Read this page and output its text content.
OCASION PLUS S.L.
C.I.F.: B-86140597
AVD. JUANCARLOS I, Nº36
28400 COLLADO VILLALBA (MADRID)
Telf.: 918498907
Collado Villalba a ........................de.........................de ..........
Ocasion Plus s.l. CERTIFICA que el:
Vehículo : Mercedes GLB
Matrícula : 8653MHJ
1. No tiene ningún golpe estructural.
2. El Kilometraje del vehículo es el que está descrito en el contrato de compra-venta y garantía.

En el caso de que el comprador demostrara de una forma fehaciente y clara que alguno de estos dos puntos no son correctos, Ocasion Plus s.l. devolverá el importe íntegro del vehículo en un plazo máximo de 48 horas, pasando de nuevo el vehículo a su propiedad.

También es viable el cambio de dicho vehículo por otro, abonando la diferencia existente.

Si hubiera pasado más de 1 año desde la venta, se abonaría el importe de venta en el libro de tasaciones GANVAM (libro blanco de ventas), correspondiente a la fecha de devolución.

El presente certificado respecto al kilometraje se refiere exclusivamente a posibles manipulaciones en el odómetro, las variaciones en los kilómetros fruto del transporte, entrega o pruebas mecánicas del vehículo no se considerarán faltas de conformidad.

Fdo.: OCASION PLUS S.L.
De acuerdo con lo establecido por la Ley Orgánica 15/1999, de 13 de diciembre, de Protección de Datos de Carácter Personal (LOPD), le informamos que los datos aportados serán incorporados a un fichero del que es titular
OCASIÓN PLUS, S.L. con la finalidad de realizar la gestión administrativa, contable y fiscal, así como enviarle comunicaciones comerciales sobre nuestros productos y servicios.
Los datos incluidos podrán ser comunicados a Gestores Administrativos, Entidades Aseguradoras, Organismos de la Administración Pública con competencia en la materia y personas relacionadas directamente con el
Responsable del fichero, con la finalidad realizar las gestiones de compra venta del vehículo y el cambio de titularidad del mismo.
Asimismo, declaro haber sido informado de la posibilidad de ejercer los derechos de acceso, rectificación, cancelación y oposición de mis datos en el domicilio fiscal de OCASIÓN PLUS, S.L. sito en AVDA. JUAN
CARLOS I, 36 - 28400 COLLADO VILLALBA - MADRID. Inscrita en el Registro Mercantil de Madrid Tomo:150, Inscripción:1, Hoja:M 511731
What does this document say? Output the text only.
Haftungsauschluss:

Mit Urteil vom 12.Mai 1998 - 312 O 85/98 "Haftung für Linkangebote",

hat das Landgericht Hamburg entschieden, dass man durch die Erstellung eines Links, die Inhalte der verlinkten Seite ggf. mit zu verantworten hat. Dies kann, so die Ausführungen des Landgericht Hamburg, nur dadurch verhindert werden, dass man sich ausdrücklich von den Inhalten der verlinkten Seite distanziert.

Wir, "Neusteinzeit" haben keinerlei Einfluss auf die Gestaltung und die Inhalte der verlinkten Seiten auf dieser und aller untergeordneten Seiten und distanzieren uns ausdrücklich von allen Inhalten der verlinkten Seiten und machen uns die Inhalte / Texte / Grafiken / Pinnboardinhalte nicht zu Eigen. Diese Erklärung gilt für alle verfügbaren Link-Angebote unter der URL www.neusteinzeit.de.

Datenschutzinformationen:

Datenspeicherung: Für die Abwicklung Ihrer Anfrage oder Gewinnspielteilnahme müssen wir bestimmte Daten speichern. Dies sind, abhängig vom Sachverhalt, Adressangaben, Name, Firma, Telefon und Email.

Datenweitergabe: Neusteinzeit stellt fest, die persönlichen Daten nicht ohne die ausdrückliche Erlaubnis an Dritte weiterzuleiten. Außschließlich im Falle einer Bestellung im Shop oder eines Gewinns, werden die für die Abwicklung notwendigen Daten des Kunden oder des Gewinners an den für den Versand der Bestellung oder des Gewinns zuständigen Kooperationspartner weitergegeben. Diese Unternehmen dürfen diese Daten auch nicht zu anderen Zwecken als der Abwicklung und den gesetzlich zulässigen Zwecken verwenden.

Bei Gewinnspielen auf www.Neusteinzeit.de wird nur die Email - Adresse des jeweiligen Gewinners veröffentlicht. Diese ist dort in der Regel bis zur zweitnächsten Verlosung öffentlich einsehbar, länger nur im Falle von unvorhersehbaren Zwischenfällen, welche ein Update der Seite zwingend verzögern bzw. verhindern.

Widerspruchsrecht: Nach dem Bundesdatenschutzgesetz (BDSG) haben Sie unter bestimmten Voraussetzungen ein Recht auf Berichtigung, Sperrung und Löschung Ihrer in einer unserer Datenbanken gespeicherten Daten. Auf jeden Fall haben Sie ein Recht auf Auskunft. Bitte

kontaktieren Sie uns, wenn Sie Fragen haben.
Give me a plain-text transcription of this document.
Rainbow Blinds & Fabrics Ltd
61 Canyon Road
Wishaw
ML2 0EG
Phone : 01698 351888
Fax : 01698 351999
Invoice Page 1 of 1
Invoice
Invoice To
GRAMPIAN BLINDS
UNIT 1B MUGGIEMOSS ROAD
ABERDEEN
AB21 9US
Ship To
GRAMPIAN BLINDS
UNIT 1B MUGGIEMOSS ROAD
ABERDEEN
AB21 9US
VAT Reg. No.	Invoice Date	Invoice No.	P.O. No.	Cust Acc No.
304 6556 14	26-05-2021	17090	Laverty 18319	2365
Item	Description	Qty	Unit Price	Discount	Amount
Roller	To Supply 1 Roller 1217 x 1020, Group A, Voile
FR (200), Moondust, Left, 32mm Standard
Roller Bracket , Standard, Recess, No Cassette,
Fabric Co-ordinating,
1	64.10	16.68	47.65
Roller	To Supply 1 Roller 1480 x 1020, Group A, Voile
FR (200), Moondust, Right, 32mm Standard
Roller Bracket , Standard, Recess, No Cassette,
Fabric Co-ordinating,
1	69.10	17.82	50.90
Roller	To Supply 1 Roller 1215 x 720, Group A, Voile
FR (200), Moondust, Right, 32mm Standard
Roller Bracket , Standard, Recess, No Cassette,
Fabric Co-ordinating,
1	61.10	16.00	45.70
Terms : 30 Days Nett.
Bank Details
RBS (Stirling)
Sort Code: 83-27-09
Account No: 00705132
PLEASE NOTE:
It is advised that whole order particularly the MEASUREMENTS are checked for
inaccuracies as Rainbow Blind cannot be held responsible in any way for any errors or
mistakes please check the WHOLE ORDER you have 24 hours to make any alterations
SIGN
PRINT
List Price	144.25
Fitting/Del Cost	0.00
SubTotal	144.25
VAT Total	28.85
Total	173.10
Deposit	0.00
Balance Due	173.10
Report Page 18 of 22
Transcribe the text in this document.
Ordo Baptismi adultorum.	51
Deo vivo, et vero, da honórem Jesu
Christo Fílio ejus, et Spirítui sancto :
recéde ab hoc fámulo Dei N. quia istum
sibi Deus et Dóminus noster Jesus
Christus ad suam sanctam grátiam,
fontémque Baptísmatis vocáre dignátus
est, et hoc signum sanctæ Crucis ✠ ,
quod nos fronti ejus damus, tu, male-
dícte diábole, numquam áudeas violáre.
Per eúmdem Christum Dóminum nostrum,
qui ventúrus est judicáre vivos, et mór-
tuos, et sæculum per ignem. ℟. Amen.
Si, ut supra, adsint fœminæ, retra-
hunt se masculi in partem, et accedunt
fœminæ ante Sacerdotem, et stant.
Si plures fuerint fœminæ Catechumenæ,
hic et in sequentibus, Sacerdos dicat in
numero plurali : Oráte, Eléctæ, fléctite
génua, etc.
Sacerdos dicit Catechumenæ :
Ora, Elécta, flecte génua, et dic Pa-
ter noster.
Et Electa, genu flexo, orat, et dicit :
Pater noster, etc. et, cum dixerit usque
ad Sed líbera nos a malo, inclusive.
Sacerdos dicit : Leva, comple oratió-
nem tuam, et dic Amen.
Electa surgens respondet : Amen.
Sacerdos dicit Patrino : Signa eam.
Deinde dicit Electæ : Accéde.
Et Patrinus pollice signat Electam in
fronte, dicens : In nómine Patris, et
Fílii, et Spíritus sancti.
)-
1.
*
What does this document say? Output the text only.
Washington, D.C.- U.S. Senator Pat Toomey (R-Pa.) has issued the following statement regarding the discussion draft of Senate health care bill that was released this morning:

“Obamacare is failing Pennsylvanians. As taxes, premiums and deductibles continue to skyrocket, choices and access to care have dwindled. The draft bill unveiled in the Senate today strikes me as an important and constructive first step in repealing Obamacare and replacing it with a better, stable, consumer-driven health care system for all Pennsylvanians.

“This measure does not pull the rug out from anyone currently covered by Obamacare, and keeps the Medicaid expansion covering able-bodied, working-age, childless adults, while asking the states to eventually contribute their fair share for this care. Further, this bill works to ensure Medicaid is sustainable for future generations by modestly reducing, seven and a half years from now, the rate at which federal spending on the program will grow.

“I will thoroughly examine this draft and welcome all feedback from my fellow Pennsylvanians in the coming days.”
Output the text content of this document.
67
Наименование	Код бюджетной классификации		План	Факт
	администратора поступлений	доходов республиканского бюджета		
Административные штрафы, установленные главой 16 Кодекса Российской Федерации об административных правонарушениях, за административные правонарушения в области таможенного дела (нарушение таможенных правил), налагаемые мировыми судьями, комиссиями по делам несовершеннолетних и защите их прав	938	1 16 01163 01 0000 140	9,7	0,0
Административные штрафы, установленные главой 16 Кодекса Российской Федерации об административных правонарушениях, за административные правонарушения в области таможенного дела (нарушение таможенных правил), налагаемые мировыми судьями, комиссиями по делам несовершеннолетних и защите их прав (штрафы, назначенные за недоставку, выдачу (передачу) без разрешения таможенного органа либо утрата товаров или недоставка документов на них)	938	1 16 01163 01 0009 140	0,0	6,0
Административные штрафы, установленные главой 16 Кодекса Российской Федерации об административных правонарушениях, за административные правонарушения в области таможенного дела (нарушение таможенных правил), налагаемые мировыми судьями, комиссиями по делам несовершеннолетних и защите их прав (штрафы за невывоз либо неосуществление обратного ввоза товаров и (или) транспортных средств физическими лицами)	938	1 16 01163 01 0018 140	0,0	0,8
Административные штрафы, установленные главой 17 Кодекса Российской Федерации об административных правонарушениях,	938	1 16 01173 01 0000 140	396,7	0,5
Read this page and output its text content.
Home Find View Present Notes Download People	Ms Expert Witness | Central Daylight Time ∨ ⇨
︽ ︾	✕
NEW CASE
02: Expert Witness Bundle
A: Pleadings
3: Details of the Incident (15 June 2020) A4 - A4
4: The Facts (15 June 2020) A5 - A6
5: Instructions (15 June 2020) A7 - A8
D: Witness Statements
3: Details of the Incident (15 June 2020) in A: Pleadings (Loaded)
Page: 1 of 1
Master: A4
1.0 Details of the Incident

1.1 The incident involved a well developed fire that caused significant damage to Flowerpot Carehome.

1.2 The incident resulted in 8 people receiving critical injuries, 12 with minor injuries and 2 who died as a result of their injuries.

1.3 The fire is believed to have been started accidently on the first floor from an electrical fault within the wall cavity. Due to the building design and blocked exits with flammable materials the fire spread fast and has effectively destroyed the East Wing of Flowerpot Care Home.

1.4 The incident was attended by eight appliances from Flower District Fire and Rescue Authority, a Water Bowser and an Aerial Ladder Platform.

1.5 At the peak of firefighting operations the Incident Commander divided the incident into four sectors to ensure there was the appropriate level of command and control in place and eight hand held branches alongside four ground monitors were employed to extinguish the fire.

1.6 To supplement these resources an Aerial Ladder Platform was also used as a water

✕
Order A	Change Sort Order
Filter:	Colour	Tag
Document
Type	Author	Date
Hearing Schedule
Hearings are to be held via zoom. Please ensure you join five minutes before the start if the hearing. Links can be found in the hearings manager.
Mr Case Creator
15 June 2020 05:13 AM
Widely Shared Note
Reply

○ ○ ○ ○

Problem to work on: Copy, from the material, each line that holds the string "либо".

Answer to the task:
Административные штрафы, установленные главой 16 Кодекса Российской Федерации об административных правонарушениях, за административные правонарушения в области таможенного дела (нарушение таможенных правил), налагаемые мировыми судьями, комиссиями по делам несовершеннолетних и защите их прав (штрафы, назначенные за недоставку, выдачу (передачу) без разрешения таможенного органа либо утрата товаров или недоставка документов на них)	938	1 16 01163 01 0009 140	0,0	6,0
Административные штрафы, установленные главой 16 Кодекса Российской Федерации об административных правонарушениях, за административные правонарушения в области таможенного дела (нарушение таможенных правил), налагаемые мировыми судьями, комиссиями по делам несовершеннолетних и защите их прав (штрафы за невывоз либо неосуществление обратного ввоза товаров и (или) транспортных средств физическими лицами)	938	1 16 01163 01 0018 140	0,0	0,8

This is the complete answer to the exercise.